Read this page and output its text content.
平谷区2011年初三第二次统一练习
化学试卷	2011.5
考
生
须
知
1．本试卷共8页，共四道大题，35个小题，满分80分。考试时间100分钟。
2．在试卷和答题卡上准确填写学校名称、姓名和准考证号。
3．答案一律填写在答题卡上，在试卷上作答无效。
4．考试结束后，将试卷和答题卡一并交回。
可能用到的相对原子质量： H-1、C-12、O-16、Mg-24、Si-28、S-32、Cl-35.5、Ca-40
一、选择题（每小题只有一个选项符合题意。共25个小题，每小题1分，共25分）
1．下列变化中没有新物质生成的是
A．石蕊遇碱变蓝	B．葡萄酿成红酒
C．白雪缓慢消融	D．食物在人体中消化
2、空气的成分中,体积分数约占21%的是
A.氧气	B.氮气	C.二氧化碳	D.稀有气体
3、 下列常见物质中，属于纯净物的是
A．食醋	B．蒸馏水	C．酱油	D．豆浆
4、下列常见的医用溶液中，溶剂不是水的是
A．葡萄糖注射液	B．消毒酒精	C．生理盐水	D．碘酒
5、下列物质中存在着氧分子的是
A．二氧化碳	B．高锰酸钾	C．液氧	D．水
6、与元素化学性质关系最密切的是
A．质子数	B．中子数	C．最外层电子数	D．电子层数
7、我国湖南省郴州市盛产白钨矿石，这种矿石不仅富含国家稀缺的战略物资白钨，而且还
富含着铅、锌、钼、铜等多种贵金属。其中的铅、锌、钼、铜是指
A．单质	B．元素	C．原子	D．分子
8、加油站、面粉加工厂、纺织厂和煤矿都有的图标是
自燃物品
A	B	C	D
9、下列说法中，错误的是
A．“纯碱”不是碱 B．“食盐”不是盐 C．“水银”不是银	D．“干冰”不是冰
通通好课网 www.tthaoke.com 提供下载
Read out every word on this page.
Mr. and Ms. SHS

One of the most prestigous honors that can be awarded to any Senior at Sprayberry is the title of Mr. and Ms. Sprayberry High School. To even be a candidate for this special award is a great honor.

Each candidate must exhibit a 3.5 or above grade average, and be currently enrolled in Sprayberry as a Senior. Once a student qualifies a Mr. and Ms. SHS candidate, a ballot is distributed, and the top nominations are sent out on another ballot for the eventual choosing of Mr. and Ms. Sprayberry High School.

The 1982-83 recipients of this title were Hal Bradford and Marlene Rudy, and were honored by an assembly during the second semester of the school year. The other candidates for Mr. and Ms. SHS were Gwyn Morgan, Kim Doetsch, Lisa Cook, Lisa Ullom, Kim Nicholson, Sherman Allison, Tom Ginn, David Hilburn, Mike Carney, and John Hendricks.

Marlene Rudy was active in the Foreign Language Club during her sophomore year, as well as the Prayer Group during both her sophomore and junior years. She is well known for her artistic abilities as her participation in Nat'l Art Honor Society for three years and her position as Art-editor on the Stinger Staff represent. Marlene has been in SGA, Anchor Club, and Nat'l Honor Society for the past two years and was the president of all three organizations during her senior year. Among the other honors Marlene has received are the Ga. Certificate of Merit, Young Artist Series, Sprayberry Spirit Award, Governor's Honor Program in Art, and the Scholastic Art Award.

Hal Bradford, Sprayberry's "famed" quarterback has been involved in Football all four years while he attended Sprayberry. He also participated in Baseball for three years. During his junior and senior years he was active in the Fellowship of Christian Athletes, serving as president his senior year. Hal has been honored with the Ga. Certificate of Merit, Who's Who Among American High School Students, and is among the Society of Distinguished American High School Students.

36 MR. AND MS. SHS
+--
[Short exercise] Restate all of the entries exactly, please.

[Expected answer]
Read this page and output its text content.
平谷区2011年初三第二次统一练习
化学试卷	2011.5
考
生
须
知
1．本试卷共8页，共四道大题，35个小题，满分80分。考试时间100分钟。
2．在试卷和答题卡上准确填写学校名称、姓名和准考证号。
3．答案一律填写在答题卡上，在试卷上作答无效。
4．考试结束后，将试卷和答题卡一并交回。
可能用到的相对原子质量： H-1、C-12、O-16、Mg-24、Si-28、S-32、Cl-35.5、Ca-40
一、选择题（每小题只有一个选项符合题意。共25个小题，每小题1分，共25分）
1．下列变化中没有新物质生成的是
A．石蕊遇碱变蓝	B．葡萄酿成红酒
C．白雪缓慢消融	D．食物在人体中消化
2、空气的成分中,体积分数约占21%的是
A.氧气	B.氮气	C.二氧化碳	D.稀有气体
3、 下列常见物质中，属于纯净物的是
A．食醋	B．蒸馏水	C．酱油	D．豆浆
4、下列常见的医用溶液中，溶剂不是水的是
A．葡萄糖注射液	B．消毒酒精	C．生理盐水	D．碘酒
5、下列物质中存在着氧分子的是
A．二氧化碳	B．高锰酸钾	C．液氧	D．水
6、与元素化学性质关系最密切的是
A．质子数	B．中子数	C．最外层电子数	D．电子层数
7、我国湖南省郴州市盛产白钨矿石，这种矿石不仅富含国家稀缺的战略物资白钨，而且还
富含着铅、锌、钼、铜等多种贵金属。其中的铅、锌、钼、铜是指
A．单质	B．元素	C．原子	D．分子
8、加油站、面粉加工厂、纺织厂和煤矿都有的图标是
自燃物品
A	B	C	D
9、下列说法中，错误的是
A．“纯碱”不是碱 B．“食盐”不是盐 C．“水银”不是银	D．“干冰”不是冰
通通好课网 www.tthaoke.com 提供下载
Read out every word on this page.
Mr. and Ms. SHS

One of the most prestigous honors that can be awarded to any Senior at Sprayberry is the title of Mr. and Ms. Sprayberry High School. To even be a candidate for this special award is a great honor.

Each candidate must exhibit a 3.5 or above grade average, and be currently enrolled in Sprayberry as a Senior. Once a student qualifies a Mr. and Ms. SHS candidate, a ballot is distributed, and the top nominations are sent out on another ballot for the eventual choosing of Mr. and Ms. Sprayberry High School.

The 1982-83 recipients of this title were Hal Bradford and Marlene Rudy, and were honored by an assembly during the second semester of the school year. The other candidates for Mr. and Ms. SHS were Gwyn Morgan, Kim Doetsch, Lisa Cook, Lisa Ullom, Kim Nicholson, Sherman Allison, Tom Ginn, David Hilburn, Mike Carney, and John Hendricks.

Marlene Rudy was active in the Foreign Language Club during her sophomore year, as well as the Prayer Group during both her sophomore and junior years. She is well known for her artistic abilities as her participation in Nat'l Art Honor Society for three years and her position as Art-editor on the Stinger Staff represent. Marlene has been in SGA, Anchor Club, and Nat'l Honor Society for the past two years and was the president of all three organizations during her senior year. Among the other honors Marlene has received are the Ga. Certificate of Merit, Young Artist Series, Sprayberry Spirit Award, Governor's Honor Program in Art, and the Scholastic Art Award.

Hal Bradford, Sprayberry's "famed" quarterback has been involved in Football all four years while he attended Sprayberry. He also participated in Baseball for three years. During his junior and senior years he was active in the Fellowship of Christian Athletes, serving as president his senior year. Hal has been honored with the Ga. Certificate of Merit, Who's Who Among American High School Students, and is among the Society of Distinguished American High School Students.

36 MR. AND MS. SHS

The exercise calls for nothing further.